Information below:
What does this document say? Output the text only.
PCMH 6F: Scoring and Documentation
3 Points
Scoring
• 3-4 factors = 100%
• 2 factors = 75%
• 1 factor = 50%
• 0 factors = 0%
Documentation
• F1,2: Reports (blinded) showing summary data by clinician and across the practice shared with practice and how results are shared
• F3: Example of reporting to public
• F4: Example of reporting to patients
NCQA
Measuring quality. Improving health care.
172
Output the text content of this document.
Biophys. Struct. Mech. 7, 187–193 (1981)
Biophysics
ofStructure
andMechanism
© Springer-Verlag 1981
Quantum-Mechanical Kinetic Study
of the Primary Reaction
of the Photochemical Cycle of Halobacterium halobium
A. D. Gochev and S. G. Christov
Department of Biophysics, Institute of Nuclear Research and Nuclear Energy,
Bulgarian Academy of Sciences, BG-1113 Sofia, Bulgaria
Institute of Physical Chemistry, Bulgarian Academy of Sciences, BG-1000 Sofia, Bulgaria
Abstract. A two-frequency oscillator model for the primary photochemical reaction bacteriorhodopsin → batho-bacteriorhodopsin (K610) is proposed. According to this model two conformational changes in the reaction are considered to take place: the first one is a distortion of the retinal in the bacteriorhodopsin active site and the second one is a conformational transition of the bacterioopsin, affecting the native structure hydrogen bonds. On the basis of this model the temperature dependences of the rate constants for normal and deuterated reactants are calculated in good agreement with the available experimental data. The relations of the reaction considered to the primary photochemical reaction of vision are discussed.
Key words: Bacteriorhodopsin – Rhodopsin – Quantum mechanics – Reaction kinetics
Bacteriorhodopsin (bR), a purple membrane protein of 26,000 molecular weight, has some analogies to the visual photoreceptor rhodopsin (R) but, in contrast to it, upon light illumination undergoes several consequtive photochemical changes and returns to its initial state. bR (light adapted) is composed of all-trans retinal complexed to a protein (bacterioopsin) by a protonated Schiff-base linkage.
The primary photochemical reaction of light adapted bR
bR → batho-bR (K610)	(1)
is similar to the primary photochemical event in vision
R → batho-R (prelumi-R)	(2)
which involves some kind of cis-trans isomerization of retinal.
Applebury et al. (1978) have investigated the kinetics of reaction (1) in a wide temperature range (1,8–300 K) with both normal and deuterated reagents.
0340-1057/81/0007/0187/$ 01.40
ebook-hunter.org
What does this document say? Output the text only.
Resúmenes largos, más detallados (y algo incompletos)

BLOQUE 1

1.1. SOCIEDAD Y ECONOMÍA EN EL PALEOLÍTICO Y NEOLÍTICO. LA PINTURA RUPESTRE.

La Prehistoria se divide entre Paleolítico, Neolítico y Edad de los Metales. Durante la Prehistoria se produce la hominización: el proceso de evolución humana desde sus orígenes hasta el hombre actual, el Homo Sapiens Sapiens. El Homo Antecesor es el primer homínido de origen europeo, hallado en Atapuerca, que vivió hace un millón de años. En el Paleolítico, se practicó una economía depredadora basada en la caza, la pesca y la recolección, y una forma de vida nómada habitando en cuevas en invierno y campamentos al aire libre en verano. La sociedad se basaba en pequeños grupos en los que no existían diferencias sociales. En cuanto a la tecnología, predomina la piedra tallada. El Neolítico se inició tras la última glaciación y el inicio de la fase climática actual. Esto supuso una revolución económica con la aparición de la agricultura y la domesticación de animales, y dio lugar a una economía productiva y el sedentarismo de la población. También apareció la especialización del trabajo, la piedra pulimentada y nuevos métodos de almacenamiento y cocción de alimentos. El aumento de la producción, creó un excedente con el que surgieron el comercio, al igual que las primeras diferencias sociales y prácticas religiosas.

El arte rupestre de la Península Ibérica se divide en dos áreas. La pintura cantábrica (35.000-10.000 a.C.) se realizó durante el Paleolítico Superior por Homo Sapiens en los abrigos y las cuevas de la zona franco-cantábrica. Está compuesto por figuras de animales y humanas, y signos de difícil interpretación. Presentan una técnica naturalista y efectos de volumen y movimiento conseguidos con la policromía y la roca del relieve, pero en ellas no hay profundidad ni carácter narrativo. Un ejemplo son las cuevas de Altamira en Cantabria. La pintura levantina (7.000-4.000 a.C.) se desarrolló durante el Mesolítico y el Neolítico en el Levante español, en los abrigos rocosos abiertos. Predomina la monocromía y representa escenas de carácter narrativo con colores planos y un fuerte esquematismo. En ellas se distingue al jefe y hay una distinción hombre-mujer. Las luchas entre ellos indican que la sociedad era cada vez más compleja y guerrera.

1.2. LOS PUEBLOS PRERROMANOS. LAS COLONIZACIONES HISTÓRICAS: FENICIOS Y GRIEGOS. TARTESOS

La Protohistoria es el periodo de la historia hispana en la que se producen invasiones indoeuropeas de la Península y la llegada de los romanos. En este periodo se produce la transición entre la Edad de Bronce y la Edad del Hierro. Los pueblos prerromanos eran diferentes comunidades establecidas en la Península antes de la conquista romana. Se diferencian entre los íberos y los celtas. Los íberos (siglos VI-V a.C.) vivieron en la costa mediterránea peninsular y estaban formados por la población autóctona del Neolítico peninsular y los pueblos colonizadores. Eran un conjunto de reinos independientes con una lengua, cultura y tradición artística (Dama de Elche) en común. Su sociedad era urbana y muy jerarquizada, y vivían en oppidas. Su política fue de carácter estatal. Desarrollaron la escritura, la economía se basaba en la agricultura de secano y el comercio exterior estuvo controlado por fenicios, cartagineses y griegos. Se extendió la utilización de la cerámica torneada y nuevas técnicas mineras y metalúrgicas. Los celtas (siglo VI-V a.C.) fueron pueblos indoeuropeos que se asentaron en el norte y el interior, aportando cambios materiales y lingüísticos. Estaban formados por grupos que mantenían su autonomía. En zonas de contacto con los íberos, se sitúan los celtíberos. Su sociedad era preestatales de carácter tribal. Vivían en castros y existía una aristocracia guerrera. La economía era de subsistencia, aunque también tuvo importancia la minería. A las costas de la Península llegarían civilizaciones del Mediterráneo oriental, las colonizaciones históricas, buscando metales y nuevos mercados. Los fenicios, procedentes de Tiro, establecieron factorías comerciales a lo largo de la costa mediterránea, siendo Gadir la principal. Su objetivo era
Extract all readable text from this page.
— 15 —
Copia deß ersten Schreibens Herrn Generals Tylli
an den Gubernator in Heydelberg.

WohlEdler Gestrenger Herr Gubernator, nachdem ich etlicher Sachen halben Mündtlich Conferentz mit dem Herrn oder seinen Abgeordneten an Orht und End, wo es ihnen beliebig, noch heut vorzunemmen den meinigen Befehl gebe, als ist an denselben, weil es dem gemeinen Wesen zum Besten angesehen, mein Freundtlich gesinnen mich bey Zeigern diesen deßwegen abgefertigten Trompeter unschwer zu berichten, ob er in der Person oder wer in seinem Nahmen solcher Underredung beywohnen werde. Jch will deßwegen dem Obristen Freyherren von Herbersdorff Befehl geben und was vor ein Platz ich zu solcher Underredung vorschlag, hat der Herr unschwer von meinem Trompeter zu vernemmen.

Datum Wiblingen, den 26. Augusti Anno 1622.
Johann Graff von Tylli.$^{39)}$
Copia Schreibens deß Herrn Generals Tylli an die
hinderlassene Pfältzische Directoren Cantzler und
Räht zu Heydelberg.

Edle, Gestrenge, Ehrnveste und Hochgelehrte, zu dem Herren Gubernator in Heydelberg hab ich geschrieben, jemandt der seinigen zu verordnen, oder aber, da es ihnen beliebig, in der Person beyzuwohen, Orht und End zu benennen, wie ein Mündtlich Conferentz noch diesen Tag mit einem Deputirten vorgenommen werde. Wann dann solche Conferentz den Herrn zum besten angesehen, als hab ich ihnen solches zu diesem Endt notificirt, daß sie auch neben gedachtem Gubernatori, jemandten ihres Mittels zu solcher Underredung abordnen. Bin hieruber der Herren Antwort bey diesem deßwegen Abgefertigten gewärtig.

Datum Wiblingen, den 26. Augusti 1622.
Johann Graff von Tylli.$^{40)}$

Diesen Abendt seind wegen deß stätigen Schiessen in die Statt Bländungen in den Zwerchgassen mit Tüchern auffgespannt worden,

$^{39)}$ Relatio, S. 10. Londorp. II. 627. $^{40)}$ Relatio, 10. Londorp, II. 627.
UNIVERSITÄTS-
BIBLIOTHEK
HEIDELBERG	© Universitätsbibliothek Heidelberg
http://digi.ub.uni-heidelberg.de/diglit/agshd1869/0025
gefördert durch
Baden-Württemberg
End of Information.
**What the task requires**
Within the entries above, find every line where the string "Sofia" occurs, and copy it.

**Solution**
Bulgarian Academy of Sciences, BG-1113 Sofia, Bulgaria
Institute of Physical Chemistry, Bulgarian Academy of Sciences, BG-1000 Sofia, Bulgaria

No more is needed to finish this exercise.